[Start]

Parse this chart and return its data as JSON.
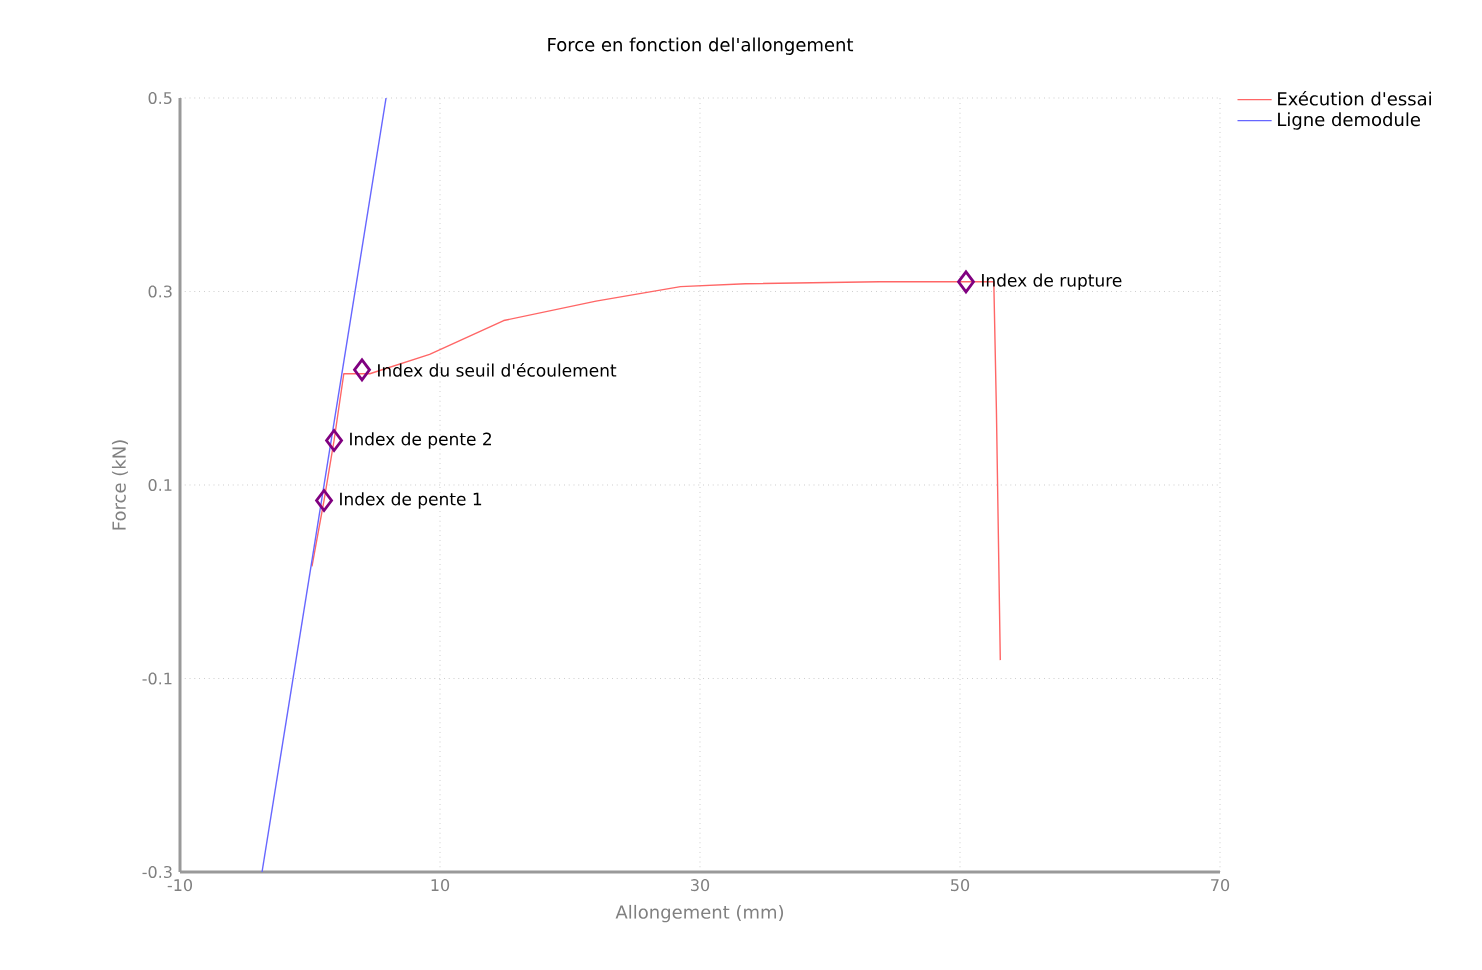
{
  "chart_data": {
    "type": "line",
    "title": "Force en fonction del'allongement",
    "xlabel": "Allongement (mm)",
    "ylabel": "Force (kN)",
    "xlim": [
      -10,
      70
    ],
    "ylim": [
      -0.3,
      0.5
    ],
    "xticks": [
      -10,
      10,
      30,
      50,
      70
    ],
    "yticks": [
      -0.3,
      -0.1,
      0.1,
      0.3,
      0.5
    ],
    "grid": true,
    "legend": "top right",
    "marker": "none",
    "line_style": "solid",
    "series": [
      {
        "name": "Exécution d'essai",
        "color": "#ff6666",
        "x": [
          0.15,
          1.08,
          1.85,
          2.6,
          4.6,
          9.2,
          14.9,
          22,
          28.5,
          33.5,
          43.8,
          52.6,
          52.8,
          53.1
        ],
        "values": [
          0.016,
          0.084,
          0.146,
          0.215,
          0.215,
          0.235,
          0.27,
          0.29,
          0.305,
          0.308,
          0.31,
          0.31,
          0.178,
          -0.081
        ]
      },
      {
        "name": "Ligne demodule",
        "color": "#6666ff",
        "x": [
          -3.69,
          5.85
        ],
        "values": [
          -0.3,
          0.5
        ]
      },
      {
        "type": "scatter",
        "color": "#800080",
        "marker": "diamond",
        "x": [
          1.08,
          1.85,
          4.0,
          50.46
        ],
        "values": [
          0.084,
          0.146,
          0.219,
          0.31
        ]
      }
    ],
    "annotations": [
      {
        "text": "Index de pente 1",
        "x": 1.08,
        "y": 0.084
      },
      {
        "text": "Index de pente 2",
        "x": 1.85,
        "y": 0.146
      },
      {
        "text": "Index du seuil d'écoulement",
        "x": 4.0,
        "y": 0.219
      },
      {
        "text": "Index de rupture",
        "x": 50.46,
        "y": 0.31
      }
    ]
  }
}
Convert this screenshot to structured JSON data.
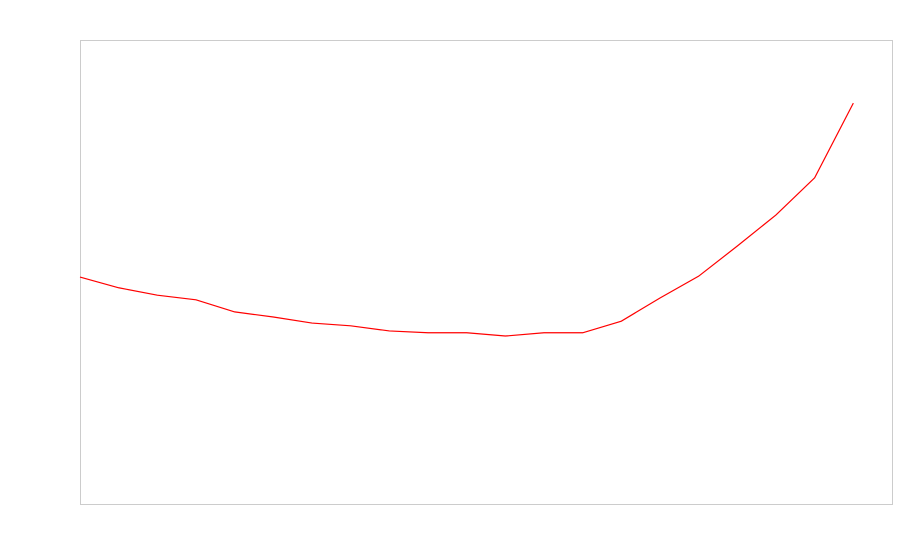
{
  "chart_data": {
    "type": "line",
    "x": [
      0,
      1,
      2,
      3,
      4,
      5,
      6,
      7,
      8,
      9,
      10,
      11,
      12,
      13,
      14,
      15,
      16,
      17,
      18,
      19,
      20
    ],
    "series": [
      {
        "color": "#ff0000",
        "values": [
          48.9,
          46.6,
          45.0,
          44.0,
          41.4,
          40.3,
          39.0,
          38.4,
          37.3,
          36.9,
          36.9,
          36.2,
          36.9,
          36.9,
          39.4,
          44.4,
          49.1,
          55.6,
          62.3,
          70.3,
          86.4
        ]
      }
    ],
    "xlim": [
      0,
      21
    ],
    "ylim": [
      0,
      100
    ],
    "grid": false
  }
}
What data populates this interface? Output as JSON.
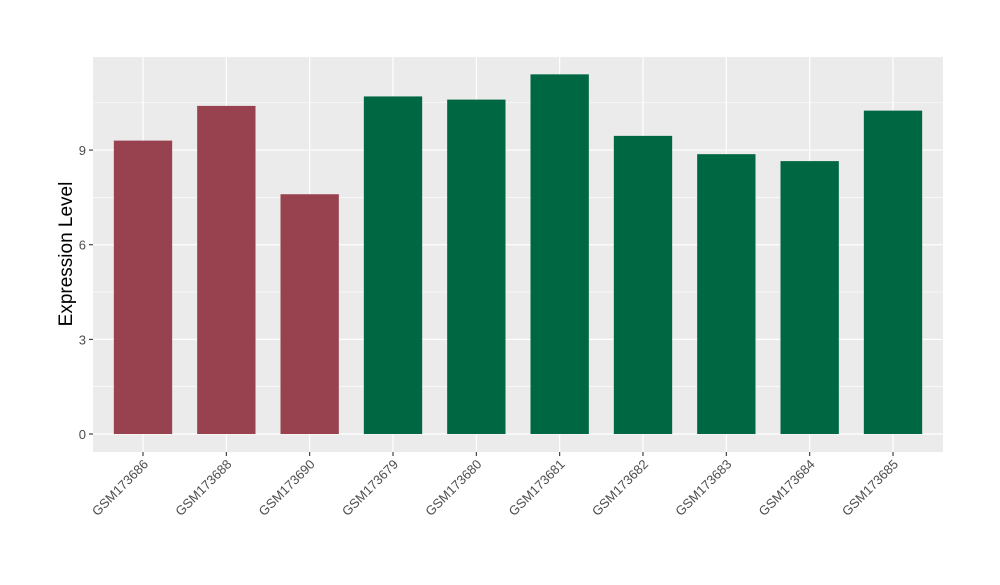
{
  "chart_data": {
    "type": "bar",
    "title": "",
    "xlabel": "",
    "ylabel": "Expression Level",
    "categories": [
      "GSM173686",
      "GSM173688",
      "GSM173690",
      "GSM173679",
      "GSM173680",
      "GSM173681",
      "GSM173682",
      "GSM173683",
      "GSM173684",
      "GSM173685"
    ],
    "values": [
      9.3,
      10.4,
      7.6,
      10.7,
      10.6,
      11.4,
      9.45,
      8.87,
      8.65,
      10.25
    ],
    "bar_colors": [
      "#99424F",
      "#99424F",
      "#99424F",
      "#006743",
      "#006743",
      "#006743",
      "#006743",
      "#006743",
      "#006743",
      "#006743"
    ],
    "yticks": [
      0,
      3,
      6,
      9
    ],
    "ylim": [
      -0.57,
      11.95
    ],
    "grid": true,
    "legend": "none",
    "panel_background": "#EBEBEB",
    "gridline_color": "#FFFFFF"
  }
}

[End]

● **Task objective**
Copy, from the material, each line that holds the string "JSON".

● **Solution**
Parse this chart and return its data as JSON.
Convert this screenshot to structured JSON data.
What data populates this interface? Output as JSON.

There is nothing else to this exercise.